(Data records)
* BEGIN *

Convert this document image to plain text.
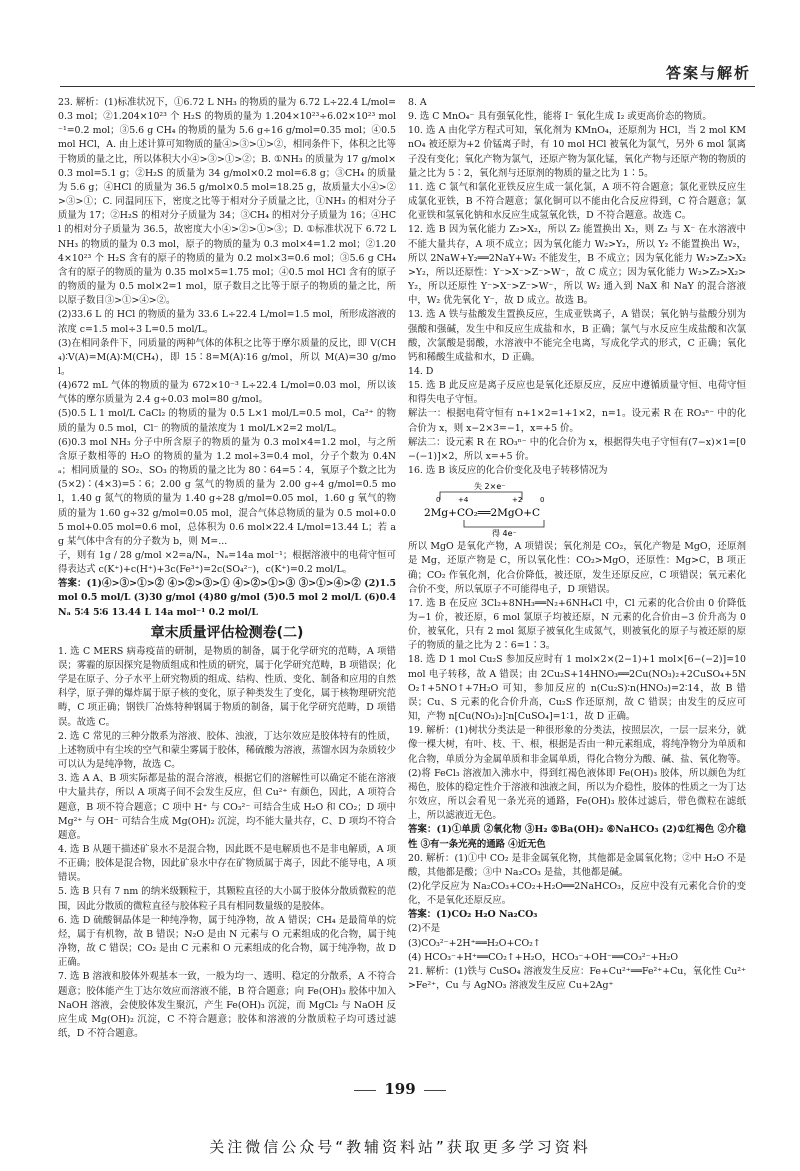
答案与解析

23. 解析：(1)标准状况下，①6.72 L NH₃ 的物质的量为 6.72 L÷22.4 L/mol=0.3 mol；②1.204×10²³ 个 H₂S 的物质的量为 1.204×10²³÷6.02×10²³ mol⁻¹=0.2 mol；③5.6 g CH₄ 的物质的量为 5.6 g÷16 g/mol=0.35 mol；④0.5 mol HCl，A. 由上述计算可知物质的量④>③>①>②，相同条件下，体积之比等于物质的量之比，所以体积大小④>③>①>②；B. ①NH₃ 的质量为 17 g/mol×0.3 mol=5.1 g；②H₂S 的质量为 34 g/mol×0.2 mol=6.8 g；③CH₄ 的质量为 5.6 g；④HCl 的质量为 36.5 g/mol×0.5 mol=18.25 g，故质量大小④>②>③>①；C. 同温同压下，密度之比等于相对分子质量之比，①NH₃ 的相对分子质量为 17；②H₂S 的相对分子质量为 34；③CH₄ 的相对分子质量为 16；④HCl 的相对分子质量为 36.5，故密度大小④>②>①>③；D. ①标准状况下 6.72 L NH₃ 的物质的量为 0.3 mol，原子的物质的量为 0.3 mol×4=1.2 mol；②1.204×10²³ 个 H₂S 含有的原子的物质的量为 0.2 mol×3=0.6 mol；③5.6 g CH₄ 含有的原子的物质的量为 0.35 mol×5=1.75 mol；④0.5 mol HCl 含有的原子的物质的量为 0.5 mol×2=1 mol，原子数目之比等于原子的物质的量之比，所以原子数目③>①>④>②。

(2)33.6 L 的 HCl 的物质的量为 33.6 L÷22.4 L/mol=1.5 mol，所形成溶液的浓度 c=1.5 mol÷3 L=0.5 mol/L。

(3)在相同条件下，同质量的两种气体的体积之比等于摩尔质量的反比，即 V(CH₄)∶V(A)=M(A)∶M(CH₄)，即 15∶8=M(A)∶16 g/mol，所以 M(A)=30 g/mol。

(4)672 mL 气体的物质的量为 672×10⁻³ L÷22.4 L/mol=0.03 mol，所以该气体的摩尔质量为 2.4 g÷0.03 mol=80 g/mol。

(5)0.5 L 1 mol/L CaCl₂ 的物质的量为 0.5 L×1 mol/L=0.5 mol，Ca²⁺ 的物质的量为 0.5 mol，Cl⁻ 的物质的量浓度为 1 mol/L×2=2 mol/L。

(6)0.3 mol NH₃ 分子中所含原子的物质的量为 0.3 mol×4=1.2 mol，与之所含原子数相等的 H₂O 的物质的量为 1.2 mol÷3=0.4 mol，分子个数为 0.4Nₐ；相同质量的 SO₂、SO₃ 的物质的量之比为 80∶64=5∶4，氧原子个数之比为(5×2)∶(4×3)=5∶6；2.00 g 氢气的物质的量为 2.00 g÷4 g/mol=0.5 mol，1.40 g 氮气的物质的量为 1.40 g÷28 g/mol=0.05 mol，1.60 g 氧气的物质的量为 1.60 g÷32 g/mol=0.05 mol，混合气体总物质的量为 0.5 mol+0.05 mol+0.05 mol=0.6 mol，总体积为 0.6 mol×22.4 L/mol=13.44 L；若 a g 某气体中含有的分子数为 b，则 M=...

子，则有 1g / 28 g/mol ×2=a/Nₐ，Nₐ=14a mol⁻¹；根据溶液中的电荷守恒可得表达式 c(K⁺)+c(H⁺)+3c(Fe³⁺)=2c(SO₄²⁻)，c(K⁺)=0.2 mol/L。

答案：(1)④>③>①>② ④>②>③>① ④>②>①>③ ③>①>④>② (2)1.5 mol 0.5 mol/L (3)30 g/mol (4)80 g/mol (5)0.5 mol 2 mol/L (6)0.4Nₐ 5∶4 5∶6 13.44 L 14a mol⁻¹ 0.2 mol/L

章末质量评估检测卷(二)

1. 选 C MERS 病毒疫苗的研制，是物质的制备，属于化学研究的范畴，A 项错误；雾霾的原因探究是物质组成和性质的研究，属于化学研究范畴，B 项错误；化学是在原子、分子水平上研究物质的组成、结构、性质、变化、制备和应用的自然科学，原子弹的爆炸属于原子核的变化，原子种类发生了变化，属于核物理研究范畴，C 项正确；钢铁厂冶炼特种钢属于物质的制备，属于化学研究范畴，D 项错误。故选 C。

2. 选 C 常见的三种分散系为溶液、胶体、浊液，丁达尔效应是胶体特有的性质，上述物质中有尘埃的空气和蒙尘雾属于胶体，稀硫酸为溶液，蒸馏水因为杂质较少可以认为是纯净物，故选 C。

3. 选 A A、B 项实际都是盐的混合溶液，根据它们的溶解性可以确定不能在溶液中大量共存，所以 A 项离子间不会发生反应，但 Cu²⁺ 有颜色，因此，A 项符合题意，B 项不符合题意；C 项中 H⁺ 与 CO₃²⁻ 可结合生成 H₂O 和 CO₂；D 项中 Mg²⁺ 与 OH⁻ 可结合生成 Mg(OH)₂ 沉淀，均不能大量共存，C、D 项均不符合题意。

4. 选 B 从题干描述矿泉水不是混合物，因此既不是电解质也不是非电解质，A 项不正确；胶体是混合物，因此矿泉水中存在矿物质属于离子，因此不能导电，A 项错误。

5. 选 B 只有 7 nm 的纳米级颗粒于，其颗粒直径的大小属于胶体分散质微粒的范围，因此分散质的微粒直径与胶体粒子具有相同数量级的是胶体。

6. 选 D 硫酸铜晶体是一种纯净物，属于纯净物，故 A 错误；CH₄ 是最简单的烷烃，属于有机物，故 B 错误；N₂O 是由 N 元素与 O 元素组成的化合物，属于纯净物，故 C 错误；CO₂ 是由 C 元素和 O 元素组成的化合物，属于纯净物，故 D 正确。

7. 选 B 溶液和胶体外观基本一致，一般为均一、透明、稳定的分散系，A 不符合题意；胶体能产生丁达尔效应而溶液不能，B 符合题意；向 Fe(OH)₃ 胶体中加入 NaOH 溶液，会使胶体发生聚沉，产生 Fe(OH)₃ 沉淀，而 MgCl₂ 与 NaOH 反应生成 Mg(OH)₂ 沉淀，C 不符合题意；胶体和溶液的分散质粒子均可透过滤纸，D 不符合题意。

8. A

9. 选 C MnO₄⁻ 具有强氧化性，能将 I⁻ 氧化生成 I₂ 或更高价态的物质。

10. 选 A 由化学方程式可知，氧化剂为 KMnO₄，还原剂为 HCl，当 2 mol KMnO₄ 被还原为+2 价锰离子时，有 10 mol HCl 被氧化为氯气，另外 6 mol 氯离子没有变化；氧化产物为氯气，还原产物为氯化锰，氧化产物与还原产物的物质的量之比为 5∶2，氧化剂与还原剂的物质的量之比为 1∶5。

11. 选 C 氯气和氯化亚铁反应生成一氯化氯，A 项不符合题意；氯化亚铁反应生成氯化亚铁，B 不符合题意；氯化铜可以不能由化合反应得到，C 符合题意；氯化亚铁和氢氧化钠和水反应生成氢氧化铁，D 不符合题意。故选 C。

12. 选 B 因为氧化能力 Z₂>X₂，所以 Z₂ 能置换出 X₂，则 Z₂ 与 X⁻ 在水溶液中不能大量共存，A 项不成立；因为氧化能力 W₂>Y₂，所以 Y₂ 不能置换出 W₂，所以 2NaW+Y₂══2NaY+W₂ 不能发生，B 不成立；因为氧化能力 W₂>Z₂>X₂>Y₂，所以还原性：Y⁻>X⁻>Z⁻>W⁻，故 C 成立；因为氧化能力 W₂>Z₂>X₂>Y₂，所以还原性 Y⁻>X⁻>Z⁻>W⁻，所以 W₂ 通入到 NaX 和 NaY 的混合溶液中，W₂ 优先氧化 Y⁻，故 D 成立。故选 B。

13. 选 A 铁与盐酸发生置换反应，生成亚铁离子，A 错误；氧化钠与盐酸分别为强酸和强碱，发生中和反应生成盐和水，B 正确；氯气与水反应生成盐酸和次氯酸，次氯酸是弱酸，水溶液中不能完全电离，写成化学式的形式，C 正确；氧化钙和稀酸生成盐和水，D 正确。

14. D

15. 选 B 此反应是离子反应也是氧化还原反应，反应中遵循质量守恒、电荷守恒和得失电子守恒。

解法一：根据电荷守恒有 n+1×2=1+1×2，n=1。设元素 R 在 RO₃ⁿ⁻ 中的化合价为 x，则 x−2×3=−1，x=+5 价。

解法二：设元素 R 在 RO₃ⁿ⁻ 中的化合价为 x，根据得失电子守恒有(7−x)×1=[0−(−1)]×2，所以 x=+5 价。

16. 选 B 该反应的化合价变化及电子转移情况为

失 2×e⁻
+4
0	+2	0
2Mg+CO₂══2MgO+C
得 4e⁻

所以 MgO 是氧化产物，A 项错误；氧化剂是 CO₂，氧化产物是 MgO，还原剂是 Mg，还原产物是 C，所以氧化性：CO₂>MgO，还原性：Mg>C，B 项正确；CO₂ 作氧化剂，化合价降低，被还原，发生还原反应，C 项错误；氧元素化合价不变，所以氧原子不可能得电子，D 项错误。

17. 选 B 在反应 3Cl₂+8NH₃══N₂+6NH₄Cl 中，Cl 元素的化合价由 0 价降低为−1 价，被还原，6 mol 氯原子均被还原，N 元素的化合价由−3 价升高为 0 价，被氧化，只有 2 mol 氮原子被氧化生成氮气，则被氧化的原子与被还原的原子的物质的量之比为 2∶6=1∶3。

18. 选 D 1 mol Cu₂S 参加反应时有 1 mol×2×(2−1)+1 mol×[6−(−2)]=10 mol 电子转移，故 A 错误；由 2Cu₂S+14HNO₃══2Cu(NO₃)₂+2CuSO₄+5NO₂↑+5NO↑+7H₂O 可知，参加反应的 n(Cu₂S)∶n(HNO₃)=2∶14，故 B 错误；Cu、S 元素的化合价升高，Cu₂S 作还原剂，故 C 错误；由发生的反应可知，产物 n[Cu(NO₃)₂]∶n[CuSO₄]=1∶1，故 D 正确。

19. 解析：(1)树状分类法是一种很形象的分类法，按照层次，一层一层来分，就像一棵大树，有叶、枝、干、根，根据是否由一种元素组成，将纯净物分为单质和化合物，单质分为金属单质和非金属单质，得化合物分为酸、碱、盐、氧化物等。(2)将 FeCl₃ 溶液加入沸水中，得到红褐色液体即 Fe(OH)₃ 胶体，所以颜色为红褐色，胶体的稳定性介于溶液和浊液之间，所以为介稳性，胶体的性质之一为丁达尔效应，所以会看见一条光亮的通路，Fe(OH)₃ 胶体过滤后，带色微粒在滤纸上，所以滤液近无色。

答案：(1)①单质 ②氧化物 ③H₂ ⑤Ba(OH)₂ ⑥NaHCO₃ (2)①红褐色 ②介稳性 ③有一条光亮的通路 ④近无色

20. 解析：(1)①中 CO₂ 是非金属氧化物，其他都是金属氧化物；②中 H₂O 不是酸，其他都是酸；③中 Na₂CO₃ 是盐，其他都是碱。

(2)化学反应为 Na₂CO₃+CO₂+H₂O══2NaHCO₃，反应中没有元素化合价的变化，不是氧化还原反应。

答案：(1)CO₂ H₂O Na₂CO₃

(2)不是

(3)CO₃²⁻+2H⁺══H₂O+CO₂↑

(4) HCO₃⁻+H⁺══CO₂↑+H₂O，HCO₃⁻+OH⁻══CO₃²⁻+H₂O

21. 解析：(1)铁与 CuSO₄ 溶液发生反应：Fe+Cu²⁺══Fe²⁺+Cu，氧化性 Cu²⁺>Fe²⁺，Cu 与 AgNO₃ 溶液发生反应 Cu+2Ag⁺

199
关注微信公众号“教辅资料站”获取更多学习资料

* END *

* **TASK INSTRUCTIONS**: Return all lines of the material above in which the word "CuSO₄" occurs.

* **EXERCISE ANSWER**:
18. 选 D 1 mol Cu₂S 参加反应时有 1 mol×2×(2−1)+1 mol×[6−(−2)]=10 mol 电子转移，故 A 错误；由 2Cu₂S+14HNO₃══2Cu(NO₃)₂+2CuSO₄+5NO₂↑+5NO↑+7H₂O 可知，参加反应的 n(Cu₂S)∶n(HNO₃)=2∶14，故 B 错误；Cu、S 元素的化合价升高，Cu₂S 作还原剂，故 C 错误；由发生的反应可知，产物 n[Cu(NO₃)₂]∶n[CuSO₄]=1∶1，故 D 正确。
21. 解析：(1)铁与 CuSO₄ 溶液发生反应：Fe+Cu²⁺══Fe²⁺+Cu，氧化性 Cu²⁺>Fe²⁺，Cu 与 AgNO₃ 溶液发生反应 Cu+2Ag⁺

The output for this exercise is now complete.